### Set exercise
Copy each entry as it stands, leaving nothing out.

### Supplied entries
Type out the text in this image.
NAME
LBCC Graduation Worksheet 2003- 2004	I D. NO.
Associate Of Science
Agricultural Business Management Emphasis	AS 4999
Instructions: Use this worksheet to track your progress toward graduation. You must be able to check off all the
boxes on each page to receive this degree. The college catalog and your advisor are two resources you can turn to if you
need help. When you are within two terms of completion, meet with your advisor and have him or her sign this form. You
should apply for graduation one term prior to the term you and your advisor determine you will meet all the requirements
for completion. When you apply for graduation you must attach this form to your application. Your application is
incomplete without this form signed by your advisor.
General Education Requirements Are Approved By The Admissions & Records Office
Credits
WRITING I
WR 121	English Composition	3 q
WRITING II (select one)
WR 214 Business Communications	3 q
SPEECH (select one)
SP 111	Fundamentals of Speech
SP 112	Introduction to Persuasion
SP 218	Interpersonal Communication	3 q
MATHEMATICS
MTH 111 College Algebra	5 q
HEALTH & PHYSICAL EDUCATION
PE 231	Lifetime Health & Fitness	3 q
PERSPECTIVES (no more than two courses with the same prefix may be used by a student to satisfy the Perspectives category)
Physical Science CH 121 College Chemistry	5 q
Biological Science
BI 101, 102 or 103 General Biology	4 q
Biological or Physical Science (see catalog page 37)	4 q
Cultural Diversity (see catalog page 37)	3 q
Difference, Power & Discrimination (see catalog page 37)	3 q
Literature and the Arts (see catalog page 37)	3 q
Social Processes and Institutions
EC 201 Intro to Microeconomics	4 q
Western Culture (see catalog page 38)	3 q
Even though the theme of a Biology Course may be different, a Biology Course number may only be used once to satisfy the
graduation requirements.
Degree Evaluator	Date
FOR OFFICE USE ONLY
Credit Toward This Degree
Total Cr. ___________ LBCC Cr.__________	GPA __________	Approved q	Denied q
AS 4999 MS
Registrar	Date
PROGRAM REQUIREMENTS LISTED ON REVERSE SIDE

### Completed task
Type out the text in this image.
NAME
LBCC Graduation Worksheet 2003- 2004	I D. NO.
Associate Of Science
Agricultural Business Management Emphasis	AS 4999
Instructions: Use this worksheet to track your progress toward graduation. You must be able to check off all the
boxes on each page to receive this degree. The college catalog and your advisor are two resources you can turn to if you
need help. When you are within two terms of completion, meet with your advisor and have him or her sign this form. You
should apply for graduation one term prior to the term you and your advisor determine you will meet all the requirements
for completion. When you apply for graduation you must attach this form to your application. Your application is
incomplete without this form signed by your advisor.
General Education Requirements Are Approved By The Admissions & Records Office
Credits
WRITING I
WR 121	English Composition	3 q
WRITING II (select one)
WR 214 Business Communications	3 q
SPEECH (select one)
SP 111	Fundamentals of Speech
SP 112	Introduction to Persuasion
SP 218	Interpersonal Communication	3 q
MATHEMATICS
MTH 111 College Algebra	5 q
HEALTH & PHYSICAL EDUCATION
PE 231	Lifetime Health & Fitness	3 q
PERSPECTIVES (no more than two courses with the same prefix may be used by a student to satisfy the Perspectives category)
Physical Science CH 121 College Chemistry	5 q
Biological Science
BI 101, 102 or 103 General Biology	4 q
Biological or Physical Science (see catalog page 37)	4 q
Cultural Diversity (see catalog page 37)	3 q
Difference, Power & Discrimination (see catalog page 37)	3 q
Literature and the Arts (see catalog page 37)	3 q
Social Processes and Institutions
EC 201 Intro to Microeconomics	4 q
Western Culture (see catalog page 38)	3 q
Even though the theme of a Biology Course may be different, a Biology Course number may only be used once to satisfy the
graduation requirements.
Degree Evaluator	Date
FOR OFFICE USE ONLY
Credit Toward This Degree
Total Cr. ___________ LBCC Cr.__________	GPA __________	Approved q	Denied q
AS 4999 MS
Registrar	Date
PROGRAM REQUIREMENTS LISTED ON REVERSE SIDE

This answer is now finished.